● Text block:
--- Begin ---
MÜLLER, KARL OTFRIED (1797–1840), German scholar, was born at Brieg in Silesia on the 28th of August 1797. He was educated partly in Breslau, partly in Berlin, where his enthusiasm for the study of Greek literature, art and history was fostered by the influence of Böckh. In 1817, after the publication of his first work, Aegineticorum liber, he received an appointment at the Magdaleneum in Breslau, and in 1819 he was made adjunct professor of ancient literature in the university of Göttingen, his subject being the archaeology and history of ancient art. His aim was to form a vivid conception of Greek life as a whole; and his books and lectures marked an epoch in the development of Hellenic studies. Müller’s position at Göttingen being rendered unpleasant by the political troubles which followed the accession of Ernest Augustus (duke of Cumberland) to the throne of Hanover in 1837, he applied for permission to travel; and in 1839 he left Germany. In April of the following year he reached Greece, having spent the winter in Italy. He investigated the remains of ancient Athens, visited many places of interest in Peloponnesus, and finally went to Delphi, where he began excavations. He was attacked by intermittent fever, of which he died at Athens on the 1st of August 1840.

Among his historical works the foremost place belongs to his Geschichten hellenischer Stämme und Städte: Orchomenos und die Minyer (1820), and Die Dorier (1824; Eng. trans. by H. Tufnell and Cornewall Lewis, 1830, including the essay Über die Makedonier, on the settlements, origin and early history of the Macedonians). He introduced a new standard of accuracy in the cartography of ancient Greece. In 1828 he published Die Etrusker, a treatise on Etruscan antiquities. His Prolegomena zu einer wissenschaftlichen Mythologie (1825; Eng. trans., J. Leitch, 1844), in which he avoided the extreme views of G. F. Creuzer and C. A. Lobeck, prepared the way for the scientific investigation of myths; while the study of ancient art was promoted by his Handbuch der Archäologie der Kunst (1830; Eng. trans., J. Leitch, 1847), and Denkmäler der alten Kunst (1832), which he wrote in association with C. Osterley. In 1840 appeared in England his History of the Literature of Ancient Greece; the original German work from which it had been translated being issued in Germany in 1841 (4th ed. by E. Heitz, 1882). Chapters i.–xxii. were translated by Sir George Cornewall Lewis; chapters xxiii.–xxxvi. by J. W. Donaldson, who carried the work down to the taking of Constantinople by the Turks. It is still one of the best books on the subject. Müller also published an admirable translation of the Eumenides of Aeschylus with introductory essays (1833), and new editions of Varro (1833) and Festus (1839).
--- End ---
● Entries provided:
--- Begin ---
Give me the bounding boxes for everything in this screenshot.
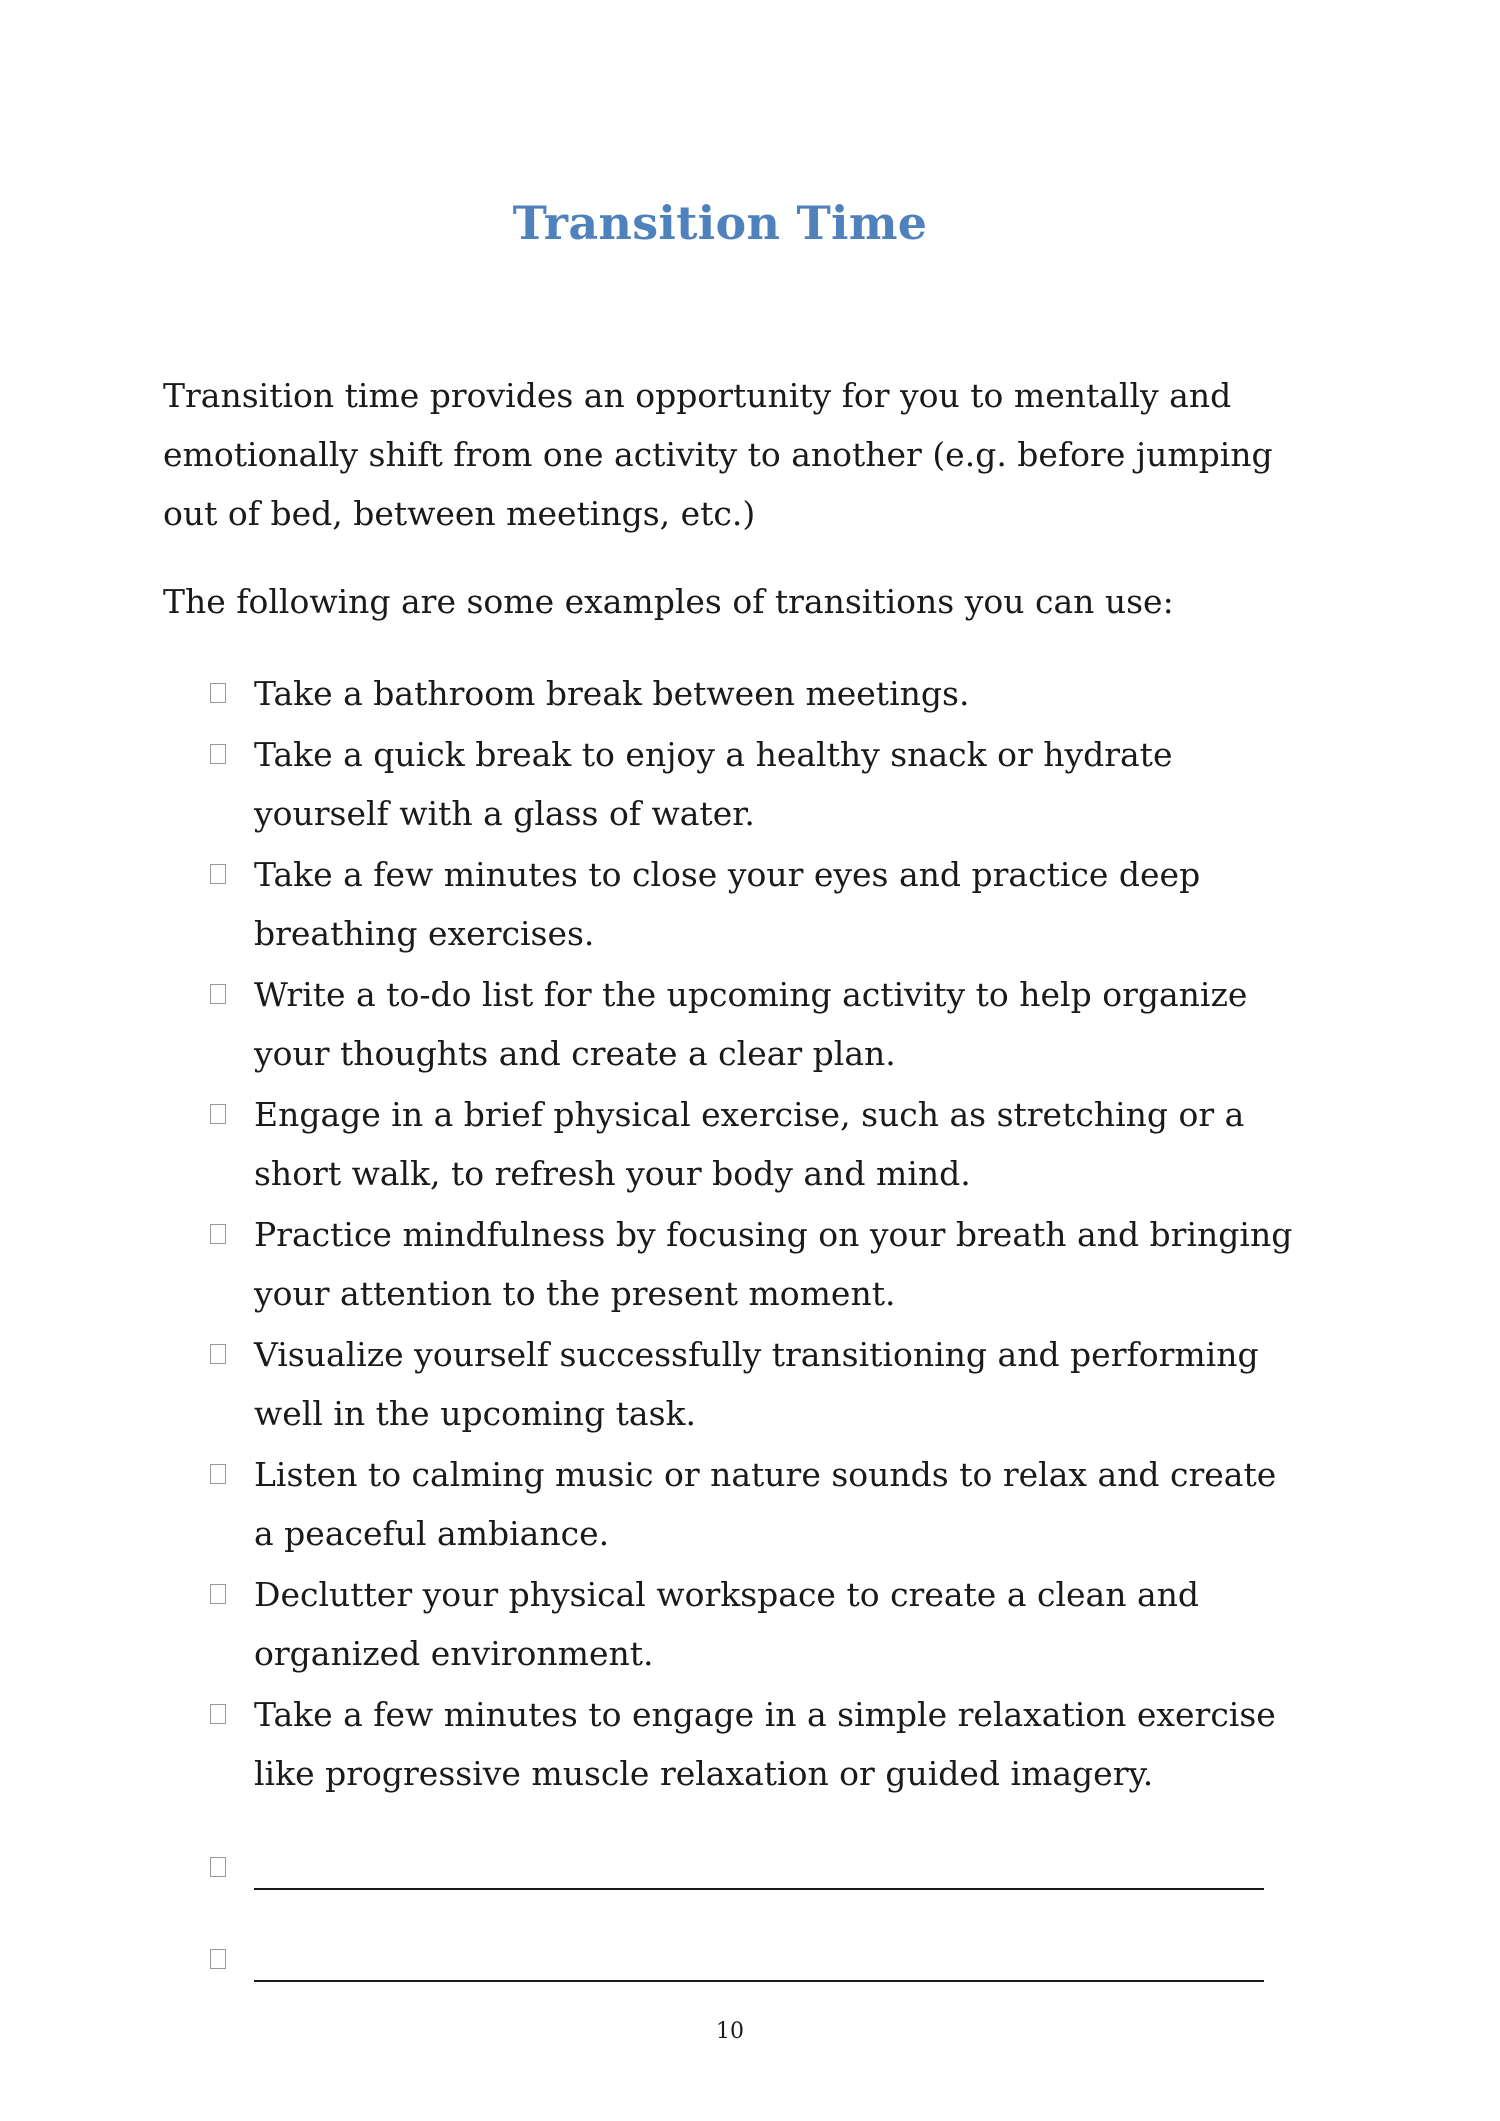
list-item [0, 1565, 1294, 1683]
lead-paragraph: The following are some examples of transitions you can use: [163, 582, 1174, 621]
intro-paragraph: Transition time provides an opportunity for you to mentally and emotionally shift from one activity to another (e.g. before jumping out of bed, between meetings, etc.) [163, 376, 1273, 533]
blank-entry-1 [0, 1838, 1500, 1898]
list-item-text: Engage in a brief physical exercise, such as stretching or a short walk, to refresh your body and mind. [254, 1095, 1245, 1193]
list-item [0, 1445, 1294, 1563]
list-item-text: Listen to calming music or nature sounds to relax and create a peaceful ambiance. [254, 1455, 1277, 1553]
checkbox-icon[interactable] [210, 1857, 226, 1877]
checkbox-icon[interactable] [210, 1704, 226, 1724]
list-item [0, 664, 1294, 723]
transition-checklist [0, 664, 1500, 1805]
list-item [0, 1205, 1294, 1323]
list-item-text: Take a bathroom break between meetings. [254, 674, 970, 713]
checkbox-icon[interactable] [210, 864, 226, 884]
checkbox-icon[interactable] [210, 683, 226, 703]
checkbox-icon[interactable] [210, 1104, 226, 1124]
checkbox-icon[interactable] [210, 1584, 226, 1604]
write-in-line[interactable] [254, 1980, 1264, 1982]
list-item [0, 1085, 1294, 1203]
list-item [0, 725, 1294, 843]
list-item-text: Declutter your physical workspace to create a clean and organized environment. [254, 1575, 1200, 1673]
checkbox-icon[interactable] [210, 1464, 226, 1484]
write-in-line[interactable] [254, 1888, 1264, 1890]
page-number: 10 [716, 2019, 744, 2044]
blank-entry-2 [0, 1930, 1500, 1990]
list-item-text: Take a few minutes to close your eyes and practice deep breathing exercises. [254, 855, 1201, 953]
list-item-text: Write a to-do list for the upcoming activity to help organize your thoughts and create a clear plan. [254, 975, 1248, 1073]
list-item-text: Take a few minutes to engage in a simple relaxation exercise like progressive muscle relaxation or guided imagery. [254, 1695, 1276, 1793]
list-item-text: Practice mindfulness by focusing on your breath and bringing your attention to the present moment. [254, 1215, 1293, 1313]
checkbox-icon[interactable] [210, 1949, 226, 1969]
list-item [0, 845, 1294, 963]
checkbox-icon[interactable] [210, 984, 226, 1004]
checkbox-icon[interactable] [210, 744, 226, 764]
list-item [0, 1325, 1294, 1443]
checkbox-icon[interactable] [210, 1224, 226, 1244]
list-item [0, 1685, 1294, 1803]
list-item-text: Take a quick break to enjoy a healthy snack or hydrate yourself with a glass of water. [254, 735, 1173, 833]
list-item [0, 965, 1294, 1083]
list-item-text: Visualize yourself successfully transitioning and performing well in the upcoming task. [254, 1335, 1259, 1433]
page-title: Transition Time [512, 196, 928, 250]
checkbox-icon[interactable] [210, 1344, 226, 1364]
--- End ---
● What needs to be done: In the entry on Karl Otfried Müller, who translated chapters xxiii.–xxxvi. of his History of the Literature of Ancient Greece?

● Task result: J. W. Donaldson